WHAT YOU SHOULD DO
Copy each line of the entries beneath that contains the word "Index".

Saved entries:
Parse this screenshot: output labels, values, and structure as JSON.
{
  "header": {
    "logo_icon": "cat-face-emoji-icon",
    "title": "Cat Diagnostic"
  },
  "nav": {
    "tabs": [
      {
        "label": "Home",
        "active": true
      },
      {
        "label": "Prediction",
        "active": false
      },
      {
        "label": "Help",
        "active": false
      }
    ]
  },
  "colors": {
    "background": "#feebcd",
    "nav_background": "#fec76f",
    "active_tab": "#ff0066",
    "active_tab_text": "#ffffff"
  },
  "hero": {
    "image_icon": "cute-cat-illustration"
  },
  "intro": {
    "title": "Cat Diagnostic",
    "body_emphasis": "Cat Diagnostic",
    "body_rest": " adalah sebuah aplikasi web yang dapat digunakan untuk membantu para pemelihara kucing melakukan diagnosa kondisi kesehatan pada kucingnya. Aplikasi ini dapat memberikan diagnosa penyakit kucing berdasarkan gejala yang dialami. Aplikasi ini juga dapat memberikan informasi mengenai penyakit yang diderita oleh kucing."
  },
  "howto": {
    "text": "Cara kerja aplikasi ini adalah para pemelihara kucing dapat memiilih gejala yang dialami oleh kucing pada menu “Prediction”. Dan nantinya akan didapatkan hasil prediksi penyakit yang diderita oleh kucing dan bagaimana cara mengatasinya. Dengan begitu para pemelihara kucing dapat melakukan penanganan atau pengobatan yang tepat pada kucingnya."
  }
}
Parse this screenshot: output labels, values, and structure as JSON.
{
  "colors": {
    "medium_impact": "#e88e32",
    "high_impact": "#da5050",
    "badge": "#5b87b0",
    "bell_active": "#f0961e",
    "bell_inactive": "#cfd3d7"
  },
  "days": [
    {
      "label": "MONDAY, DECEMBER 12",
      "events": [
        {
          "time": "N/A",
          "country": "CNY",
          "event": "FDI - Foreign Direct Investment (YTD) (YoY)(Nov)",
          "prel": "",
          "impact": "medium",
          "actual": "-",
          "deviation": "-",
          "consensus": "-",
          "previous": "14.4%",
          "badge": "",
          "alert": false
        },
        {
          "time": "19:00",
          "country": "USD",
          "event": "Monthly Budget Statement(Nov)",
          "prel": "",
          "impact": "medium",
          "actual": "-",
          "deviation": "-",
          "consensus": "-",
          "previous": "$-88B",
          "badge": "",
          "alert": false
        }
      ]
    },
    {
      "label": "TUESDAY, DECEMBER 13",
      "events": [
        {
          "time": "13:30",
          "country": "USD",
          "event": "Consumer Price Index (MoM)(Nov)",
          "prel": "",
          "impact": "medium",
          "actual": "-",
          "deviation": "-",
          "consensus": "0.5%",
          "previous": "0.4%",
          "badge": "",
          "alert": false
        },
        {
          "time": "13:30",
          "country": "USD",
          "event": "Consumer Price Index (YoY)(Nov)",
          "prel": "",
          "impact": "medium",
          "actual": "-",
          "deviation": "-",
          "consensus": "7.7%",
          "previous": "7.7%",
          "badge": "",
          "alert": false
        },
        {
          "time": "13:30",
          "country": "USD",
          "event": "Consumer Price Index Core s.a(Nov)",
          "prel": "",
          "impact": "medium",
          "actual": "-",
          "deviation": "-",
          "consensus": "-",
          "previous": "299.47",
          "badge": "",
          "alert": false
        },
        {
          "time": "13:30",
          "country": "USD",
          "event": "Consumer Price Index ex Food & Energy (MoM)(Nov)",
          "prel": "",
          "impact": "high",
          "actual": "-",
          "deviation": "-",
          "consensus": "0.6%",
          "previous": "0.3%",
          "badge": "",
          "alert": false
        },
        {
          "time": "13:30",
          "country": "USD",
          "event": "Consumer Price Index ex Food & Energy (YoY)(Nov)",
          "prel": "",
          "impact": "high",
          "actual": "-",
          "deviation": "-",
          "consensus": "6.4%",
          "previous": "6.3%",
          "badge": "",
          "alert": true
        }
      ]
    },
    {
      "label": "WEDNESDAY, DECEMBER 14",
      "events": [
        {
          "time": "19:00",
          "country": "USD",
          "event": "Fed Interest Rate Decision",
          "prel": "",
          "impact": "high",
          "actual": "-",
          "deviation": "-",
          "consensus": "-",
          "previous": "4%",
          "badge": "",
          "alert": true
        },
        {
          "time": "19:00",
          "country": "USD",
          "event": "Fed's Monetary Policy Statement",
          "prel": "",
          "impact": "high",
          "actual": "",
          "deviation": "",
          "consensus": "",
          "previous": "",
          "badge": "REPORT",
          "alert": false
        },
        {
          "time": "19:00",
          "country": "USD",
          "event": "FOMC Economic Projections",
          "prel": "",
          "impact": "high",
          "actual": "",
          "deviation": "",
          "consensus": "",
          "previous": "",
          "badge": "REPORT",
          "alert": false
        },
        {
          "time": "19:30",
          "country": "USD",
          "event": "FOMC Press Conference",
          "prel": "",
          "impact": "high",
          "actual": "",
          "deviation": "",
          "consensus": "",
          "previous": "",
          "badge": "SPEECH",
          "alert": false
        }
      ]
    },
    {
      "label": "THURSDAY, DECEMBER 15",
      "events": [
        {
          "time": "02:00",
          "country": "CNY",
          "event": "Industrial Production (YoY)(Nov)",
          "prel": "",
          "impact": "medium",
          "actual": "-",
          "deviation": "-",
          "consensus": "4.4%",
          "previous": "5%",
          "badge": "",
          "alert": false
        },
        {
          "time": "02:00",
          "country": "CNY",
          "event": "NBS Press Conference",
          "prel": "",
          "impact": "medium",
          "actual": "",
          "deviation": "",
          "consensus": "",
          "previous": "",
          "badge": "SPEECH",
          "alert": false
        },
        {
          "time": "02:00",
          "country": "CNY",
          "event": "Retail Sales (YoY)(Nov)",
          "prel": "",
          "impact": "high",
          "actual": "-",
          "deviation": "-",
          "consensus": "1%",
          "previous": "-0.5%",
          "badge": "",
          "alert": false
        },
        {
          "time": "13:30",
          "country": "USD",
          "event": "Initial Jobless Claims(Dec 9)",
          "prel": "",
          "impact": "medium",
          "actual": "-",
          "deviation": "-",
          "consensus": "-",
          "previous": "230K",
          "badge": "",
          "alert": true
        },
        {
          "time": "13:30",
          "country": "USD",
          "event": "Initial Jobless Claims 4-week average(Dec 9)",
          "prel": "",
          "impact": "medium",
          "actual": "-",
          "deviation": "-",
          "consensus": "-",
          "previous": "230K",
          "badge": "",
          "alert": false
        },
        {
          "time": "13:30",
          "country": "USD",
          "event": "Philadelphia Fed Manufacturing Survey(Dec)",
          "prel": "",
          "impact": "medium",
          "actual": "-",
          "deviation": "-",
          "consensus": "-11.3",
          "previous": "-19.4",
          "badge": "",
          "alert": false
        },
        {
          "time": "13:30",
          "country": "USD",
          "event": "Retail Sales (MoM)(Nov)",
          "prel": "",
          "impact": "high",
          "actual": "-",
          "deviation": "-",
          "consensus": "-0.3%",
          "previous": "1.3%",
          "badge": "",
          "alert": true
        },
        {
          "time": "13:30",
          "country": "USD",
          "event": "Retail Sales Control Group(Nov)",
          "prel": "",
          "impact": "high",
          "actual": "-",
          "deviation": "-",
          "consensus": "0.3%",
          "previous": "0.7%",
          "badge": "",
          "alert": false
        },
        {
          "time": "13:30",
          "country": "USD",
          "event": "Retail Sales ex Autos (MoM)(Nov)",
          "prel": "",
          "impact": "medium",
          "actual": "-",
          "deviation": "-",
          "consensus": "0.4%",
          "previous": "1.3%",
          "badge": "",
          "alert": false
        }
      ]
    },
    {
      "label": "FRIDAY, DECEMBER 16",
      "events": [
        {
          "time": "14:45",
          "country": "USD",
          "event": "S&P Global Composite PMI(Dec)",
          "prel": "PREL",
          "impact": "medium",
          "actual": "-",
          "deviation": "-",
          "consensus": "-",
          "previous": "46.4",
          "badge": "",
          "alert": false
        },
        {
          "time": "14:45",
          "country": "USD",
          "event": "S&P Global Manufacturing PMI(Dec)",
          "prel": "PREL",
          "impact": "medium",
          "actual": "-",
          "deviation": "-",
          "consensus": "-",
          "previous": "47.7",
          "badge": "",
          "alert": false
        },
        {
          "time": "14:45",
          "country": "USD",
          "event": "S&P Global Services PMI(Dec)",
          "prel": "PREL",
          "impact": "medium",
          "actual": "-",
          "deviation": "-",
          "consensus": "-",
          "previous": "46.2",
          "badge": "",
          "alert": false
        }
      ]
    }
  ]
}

FINISHED EXERCISE
          "event": "Consumer Price Index (MoM)(Nov)",
          "event": "Consumer Price Index (YoY)(Nov)",
          "event": "Consumer Price Index Core s.a(Nov)",
          "event": "Consumer Price Index ex Food & Energy (MoM)(Nov)",
          "event": "Consumer Price Index ex Food & Energy (YoY)(Nov)",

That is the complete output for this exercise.